#### Short task
Convert the lines below into a Markdown table with two columns, Row and Content, that gives each line a row number and leaves out blank lines and pictures.
------------------------------------------------------------------------
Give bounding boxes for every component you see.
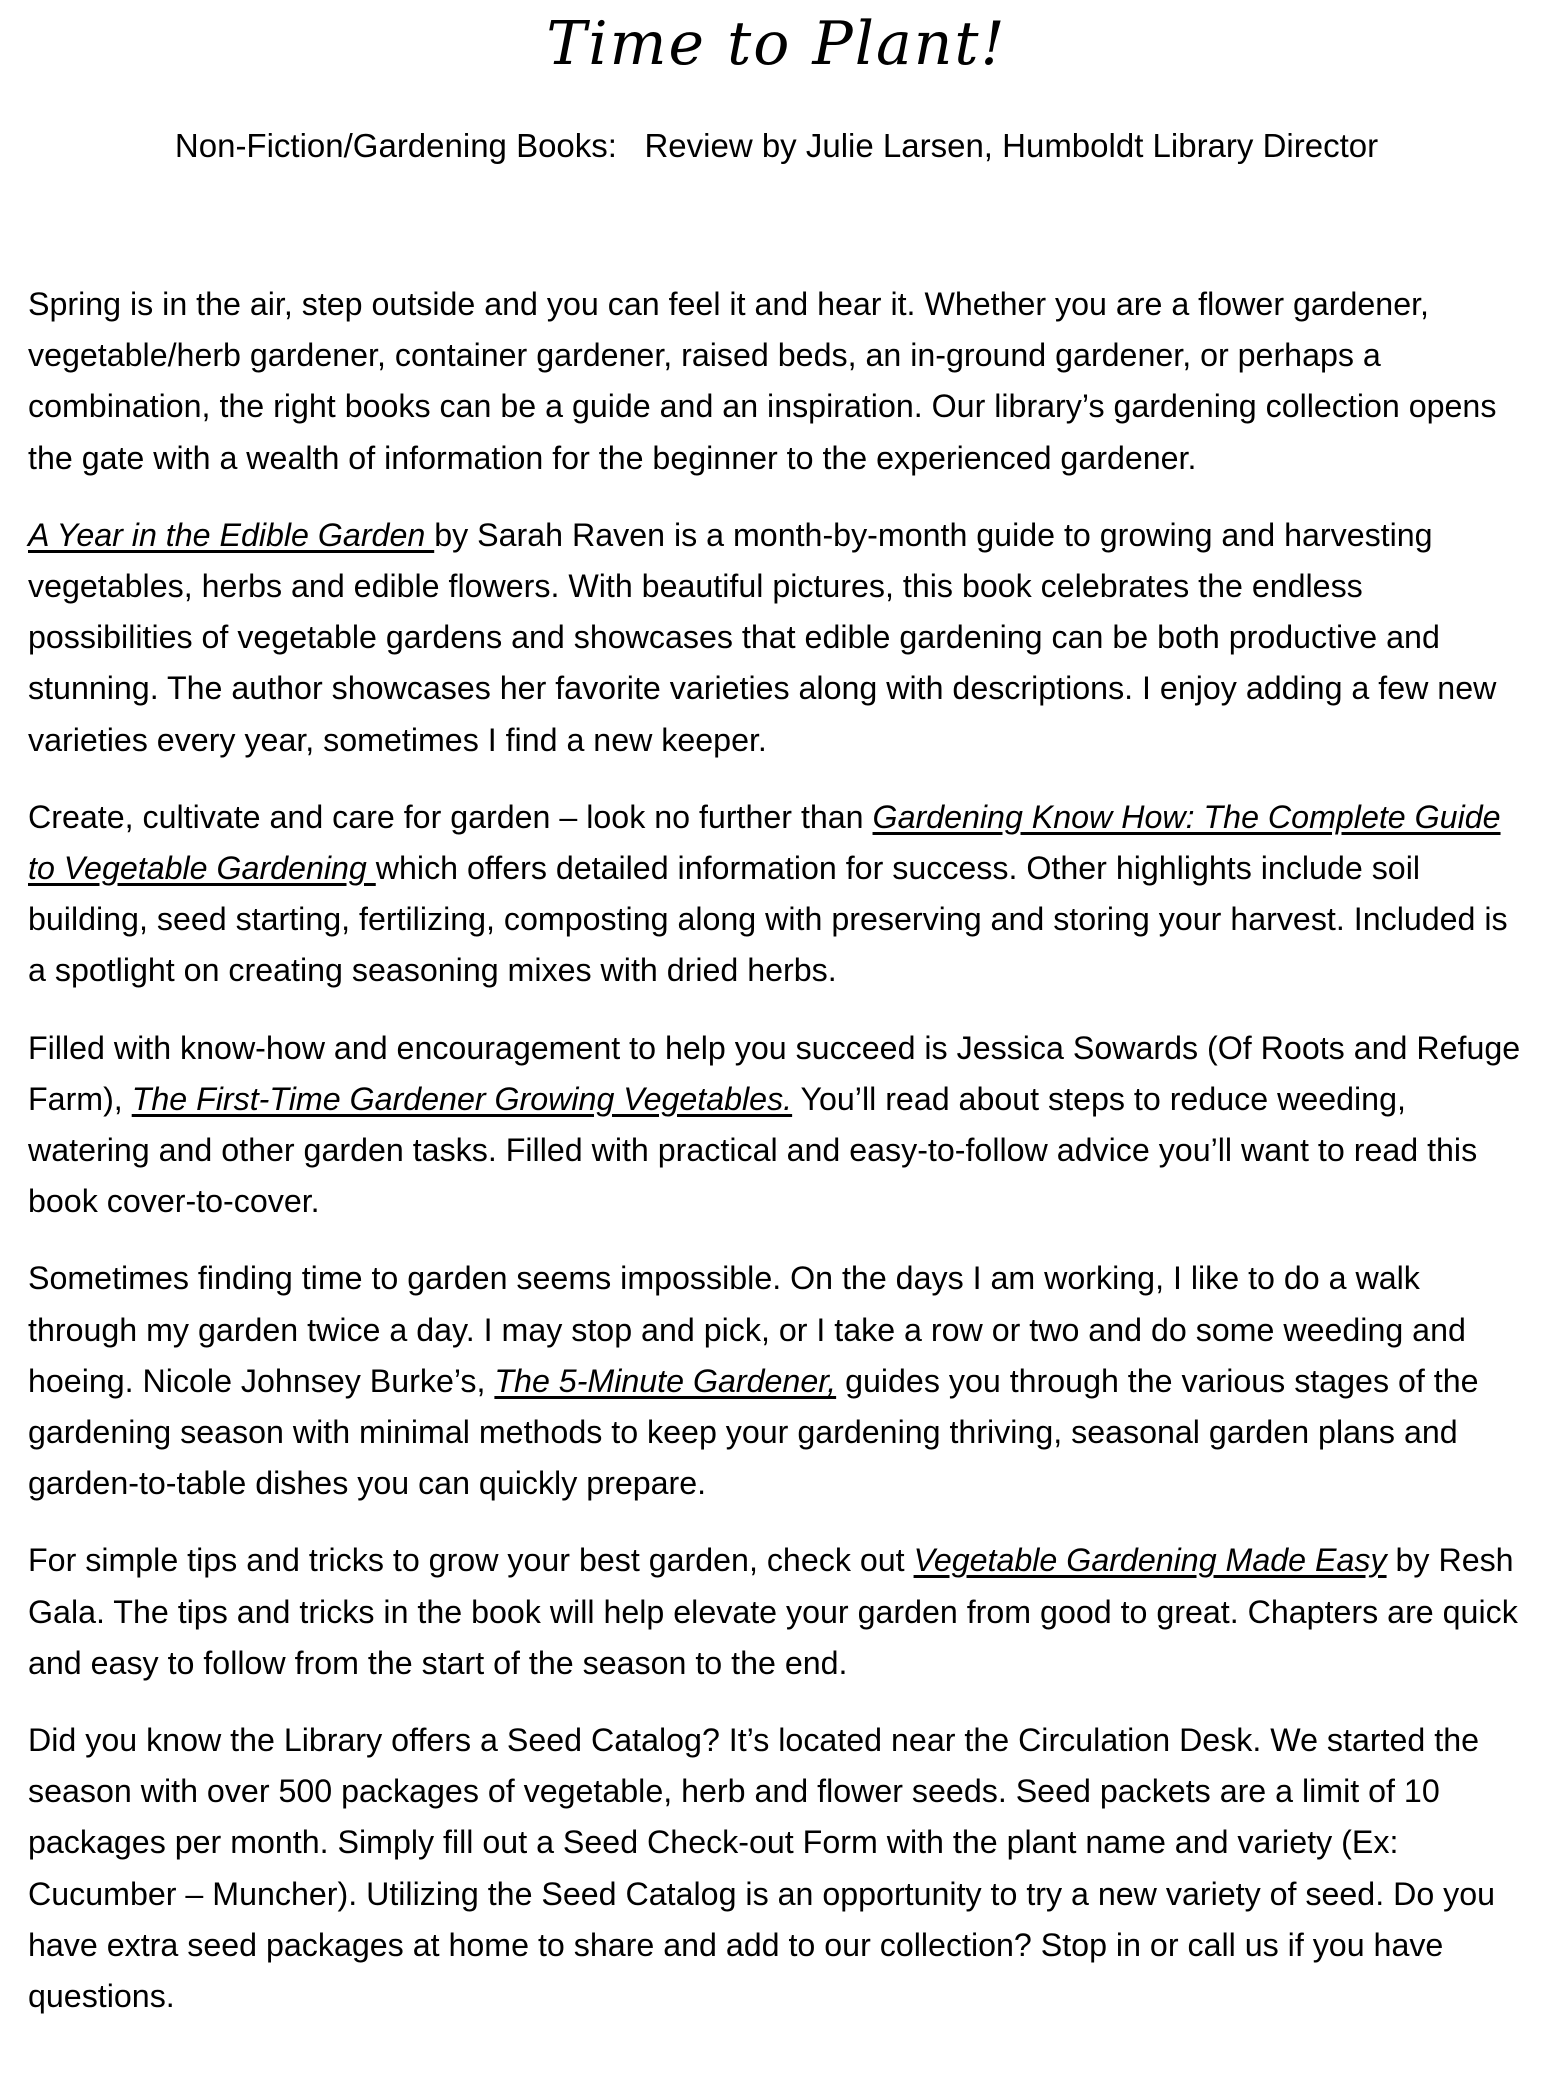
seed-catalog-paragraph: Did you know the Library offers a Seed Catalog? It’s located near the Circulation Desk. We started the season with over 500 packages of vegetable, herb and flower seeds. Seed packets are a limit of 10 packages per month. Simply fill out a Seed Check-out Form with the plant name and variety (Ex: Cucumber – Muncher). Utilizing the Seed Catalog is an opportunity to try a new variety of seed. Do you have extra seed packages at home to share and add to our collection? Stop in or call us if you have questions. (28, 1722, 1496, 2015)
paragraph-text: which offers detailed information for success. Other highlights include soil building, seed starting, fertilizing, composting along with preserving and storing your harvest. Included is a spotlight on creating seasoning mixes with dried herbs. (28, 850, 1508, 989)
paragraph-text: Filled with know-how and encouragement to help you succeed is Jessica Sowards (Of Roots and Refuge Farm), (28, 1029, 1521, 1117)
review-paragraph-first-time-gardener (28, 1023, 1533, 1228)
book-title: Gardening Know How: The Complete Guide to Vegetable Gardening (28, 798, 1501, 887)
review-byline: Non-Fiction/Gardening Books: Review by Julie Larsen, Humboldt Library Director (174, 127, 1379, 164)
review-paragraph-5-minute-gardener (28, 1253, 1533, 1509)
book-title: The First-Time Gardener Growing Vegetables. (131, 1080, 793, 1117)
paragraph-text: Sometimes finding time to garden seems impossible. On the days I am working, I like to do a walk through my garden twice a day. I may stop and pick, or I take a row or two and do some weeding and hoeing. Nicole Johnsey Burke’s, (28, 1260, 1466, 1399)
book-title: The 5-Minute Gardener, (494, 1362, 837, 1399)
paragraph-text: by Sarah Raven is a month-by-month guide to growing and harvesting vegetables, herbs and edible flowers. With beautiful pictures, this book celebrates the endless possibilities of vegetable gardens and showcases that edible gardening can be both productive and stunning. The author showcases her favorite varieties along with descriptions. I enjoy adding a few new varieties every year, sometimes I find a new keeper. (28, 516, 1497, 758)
------------------------------------------------------------------------
#### Correct output
| Row | Content |
|---|---|
| 1 | Give bounding boxes for every component you see. |
| 2 | seed-catalog-paragraph: Did you know the Library offers a Seed Catalog? It’s located near the Circulation Desk. We started the season with over 500 packages of vegetable, herb and flower seeds. Seed packets are a limit of 10 packages per month. Simply fill out a Seed Check-out Form with the plant name and variety (Ex: Cucumber – Muncher). Utilizing the Seed Catalog is an opportunity to try a new variety of seed. Do you have extra seed packages at home to share and add to our collection? Stop in or call us if you have questions. (28, 1722, 1496, 2015) |
| 3 | paragraph-text: which offers detailed information for success. Other highlights include soil building, seed starting, fertilizing, composting along with preserving and storing your harvest. Included is a spotlight on creating seasoning mixes with dried herbs. (28, 850, 1508, 989) |
| 4 | paragraph-text: Filled with know-how and encouragement to help you succeed is Jessica Sowards (Of Roots and Refuge Farm), (28, 1029, 1521, 1117) |
| 5 | review-paragraph-first-time-gardener (28, 1023, 1533, 1228) |
| 6 | book-title: Gardening Know How: The Complete Guide to Vegetable Gardening (28, 798, 1501, 887) |
| 7 | review-byline: Non-Fiction/Gardening Books: Review by Julie Larsen, Humboldt Library Director (174, 127, 1379, 164) |
| 8 | review-paragraph-5-minute-gardener (28, 1253, 1533, 1509) |
| 9 | book-title: The First-Time Gardener Growing Vegetables. (131, 1080, 793, 1117) |
| 10 | paragraph-text: Sometimes finding time to garden seems impossible. On the days I am working, I like to do a walk through my garden twice a day. I may stop and pick, or I take a row or two and do some weeding and hoeing. Nicole Johnsey Burke’s, (28, 1260, 1466, 1399) |
| 11 | book-title: The 5-Minute Gardener, (494, 1362, 837, 1399) |
| 12 | paragraph-text: by Sarah Raven is a month-by-month guide to growing and harvesting vegetables, herbs and edible flowers. With beautiful pictures, this book celebrates the endless possibilities of vegetable gardens and showcases that edible gardening can be both productive and stunning. The author showcases her favorite varieties along with descriptions. I enjoy adding a few new varieties every year, sometimes I find a new keeper. (28, 516, 1497, 758) |